[Collected data]
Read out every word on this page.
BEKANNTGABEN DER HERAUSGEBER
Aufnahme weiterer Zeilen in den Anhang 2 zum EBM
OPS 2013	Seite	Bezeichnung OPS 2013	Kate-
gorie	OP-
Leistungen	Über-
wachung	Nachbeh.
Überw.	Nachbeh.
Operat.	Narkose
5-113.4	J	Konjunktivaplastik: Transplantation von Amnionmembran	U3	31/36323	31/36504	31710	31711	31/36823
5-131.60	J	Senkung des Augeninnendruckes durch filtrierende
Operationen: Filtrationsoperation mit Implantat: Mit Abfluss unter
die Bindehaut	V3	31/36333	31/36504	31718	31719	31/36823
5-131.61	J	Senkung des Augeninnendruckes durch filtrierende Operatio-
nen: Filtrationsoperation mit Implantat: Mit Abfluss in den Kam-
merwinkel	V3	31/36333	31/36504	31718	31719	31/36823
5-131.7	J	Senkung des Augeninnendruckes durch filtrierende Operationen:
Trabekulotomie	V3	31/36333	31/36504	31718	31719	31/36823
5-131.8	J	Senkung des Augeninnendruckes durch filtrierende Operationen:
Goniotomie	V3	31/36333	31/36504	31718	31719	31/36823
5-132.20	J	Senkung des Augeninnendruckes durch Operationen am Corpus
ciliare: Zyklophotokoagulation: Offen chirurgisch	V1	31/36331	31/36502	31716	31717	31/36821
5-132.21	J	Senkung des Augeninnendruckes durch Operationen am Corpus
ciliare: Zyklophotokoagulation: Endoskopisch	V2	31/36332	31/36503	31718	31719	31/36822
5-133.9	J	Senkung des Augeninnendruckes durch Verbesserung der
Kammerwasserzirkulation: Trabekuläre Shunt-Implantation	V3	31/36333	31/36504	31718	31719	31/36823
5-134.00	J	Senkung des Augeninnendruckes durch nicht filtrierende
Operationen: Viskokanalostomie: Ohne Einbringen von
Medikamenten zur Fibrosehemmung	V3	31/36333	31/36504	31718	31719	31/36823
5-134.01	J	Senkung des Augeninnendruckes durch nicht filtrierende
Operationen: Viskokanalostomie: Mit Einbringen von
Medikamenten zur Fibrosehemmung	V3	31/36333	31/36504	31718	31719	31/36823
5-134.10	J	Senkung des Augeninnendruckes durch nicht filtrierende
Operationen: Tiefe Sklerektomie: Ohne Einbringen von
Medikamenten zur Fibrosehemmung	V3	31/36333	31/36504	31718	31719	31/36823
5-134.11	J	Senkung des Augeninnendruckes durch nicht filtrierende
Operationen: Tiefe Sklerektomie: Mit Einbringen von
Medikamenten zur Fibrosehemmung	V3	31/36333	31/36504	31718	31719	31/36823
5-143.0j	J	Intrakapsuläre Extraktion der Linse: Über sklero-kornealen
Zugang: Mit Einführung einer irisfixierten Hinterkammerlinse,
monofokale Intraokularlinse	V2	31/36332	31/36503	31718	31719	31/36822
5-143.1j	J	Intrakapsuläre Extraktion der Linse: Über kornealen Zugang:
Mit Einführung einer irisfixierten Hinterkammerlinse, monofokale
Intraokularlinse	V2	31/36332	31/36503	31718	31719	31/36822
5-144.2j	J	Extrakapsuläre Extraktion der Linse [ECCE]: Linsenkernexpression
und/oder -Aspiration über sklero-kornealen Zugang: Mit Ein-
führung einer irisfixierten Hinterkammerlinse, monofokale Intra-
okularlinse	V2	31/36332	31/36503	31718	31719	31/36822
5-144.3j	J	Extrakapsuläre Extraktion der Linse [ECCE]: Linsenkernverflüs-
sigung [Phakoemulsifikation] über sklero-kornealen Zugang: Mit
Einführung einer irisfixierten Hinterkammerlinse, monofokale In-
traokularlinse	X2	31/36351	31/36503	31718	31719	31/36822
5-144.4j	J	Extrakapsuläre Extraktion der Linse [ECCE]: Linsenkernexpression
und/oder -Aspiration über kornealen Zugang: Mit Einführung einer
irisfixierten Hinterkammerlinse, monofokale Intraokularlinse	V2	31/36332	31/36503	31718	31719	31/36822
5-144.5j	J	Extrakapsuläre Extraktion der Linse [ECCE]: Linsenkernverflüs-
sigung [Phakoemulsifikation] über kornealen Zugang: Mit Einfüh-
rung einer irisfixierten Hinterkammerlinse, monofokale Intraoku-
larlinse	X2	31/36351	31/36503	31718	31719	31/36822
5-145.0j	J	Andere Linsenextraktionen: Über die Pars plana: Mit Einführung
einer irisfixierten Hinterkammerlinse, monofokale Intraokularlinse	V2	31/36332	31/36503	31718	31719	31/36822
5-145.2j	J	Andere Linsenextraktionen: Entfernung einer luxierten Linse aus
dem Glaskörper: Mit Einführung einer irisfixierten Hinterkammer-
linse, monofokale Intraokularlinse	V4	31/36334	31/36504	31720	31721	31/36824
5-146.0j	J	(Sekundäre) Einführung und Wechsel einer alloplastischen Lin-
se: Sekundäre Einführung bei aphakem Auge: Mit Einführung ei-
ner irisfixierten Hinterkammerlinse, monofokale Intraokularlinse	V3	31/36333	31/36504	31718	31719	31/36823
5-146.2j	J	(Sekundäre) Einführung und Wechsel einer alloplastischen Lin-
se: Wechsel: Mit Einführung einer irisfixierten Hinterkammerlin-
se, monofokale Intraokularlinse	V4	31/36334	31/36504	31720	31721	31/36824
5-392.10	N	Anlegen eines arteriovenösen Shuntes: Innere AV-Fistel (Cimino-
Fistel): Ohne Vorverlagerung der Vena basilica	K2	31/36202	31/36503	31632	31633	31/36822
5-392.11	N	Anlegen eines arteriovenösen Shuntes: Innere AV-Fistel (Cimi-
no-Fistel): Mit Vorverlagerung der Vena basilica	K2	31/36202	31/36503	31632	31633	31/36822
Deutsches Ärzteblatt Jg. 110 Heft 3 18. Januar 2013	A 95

To do - Search the entries for the word "Fistel", then gather every line that has it.

Response to the exercise -
5-392.10	N	Anlegen eines arteriovenösen Shuntes: Innere AV-Fistel (Cimino-
Fistel): Ohne Vorverlagerung der Vena basilica	K2	31/36202	31/36503	31632	31633	31/36822
5-392.11	N	Anlegen eines arteriovenösen Shuntes: Innere AV-Fistel (Cimi-
no-Fistel): Mit Vorverlagerung der Vena basilica	K2	31/36202	31/36503	31632	31633	31/36822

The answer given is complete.